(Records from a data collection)
= = = = = = =

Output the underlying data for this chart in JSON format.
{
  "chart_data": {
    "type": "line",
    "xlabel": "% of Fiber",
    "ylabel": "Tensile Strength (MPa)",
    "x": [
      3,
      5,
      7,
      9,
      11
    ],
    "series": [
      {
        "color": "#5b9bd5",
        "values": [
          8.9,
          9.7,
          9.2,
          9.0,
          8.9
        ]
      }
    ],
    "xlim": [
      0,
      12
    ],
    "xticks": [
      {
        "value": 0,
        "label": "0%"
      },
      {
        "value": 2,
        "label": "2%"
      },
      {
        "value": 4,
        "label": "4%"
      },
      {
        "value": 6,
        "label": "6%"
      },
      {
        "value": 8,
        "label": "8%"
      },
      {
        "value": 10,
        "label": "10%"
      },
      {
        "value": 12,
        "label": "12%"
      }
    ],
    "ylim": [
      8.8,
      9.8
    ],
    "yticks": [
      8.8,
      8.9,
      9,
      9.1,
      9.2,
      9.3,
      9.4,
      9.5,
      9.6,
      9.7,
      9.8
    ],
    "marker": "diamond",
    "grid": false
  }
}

= = = = = = =

Send back each record exactly as it stands.

Output the underlying data for this chart in JSON format.
{
  "chart_data": {
    "type": "line",
    "xlabel": "% of Fiber",
    "ylabel": "Tensile Strength (MPa)",
    "x": [
      3,
      5,
      7,
      9,
      11
    ],
    "series": [
      {
        "color": "#5b9bd5",
        "values": [
          8.9,
          9.7,
          9.2,
          9.0,
          8.9
        ]
      }
    ],
    "xlim": [
      0,
      12
    ],
    "xticks": [
      {
        "value": 0,
        "label": "0%"
      },
      {
        "value": 2,
        "label": "2%"
      },
      {
        "value": 4,
        "label": "4%"
      },
      {
        "value": 6,
        "label": "6%"
      },
      {
        "value": 8,
        "label": "8%"
      },
      {
        "value": 10,
        "label": "10%"
      },
      {
        "value": 12,
        "label": "12%"
      }
    ],
    "ylim": [
      8.8,
      9.8
    ],
    "yticks": [
      8.8,
      8.9,
      9,
      9.1,
      9.2,
      9.3,
      9.4,
      9.5,
      9.6,
      9.7,
      9.8
    ],
    "marker": "diamond",
    "grid": false
  }
}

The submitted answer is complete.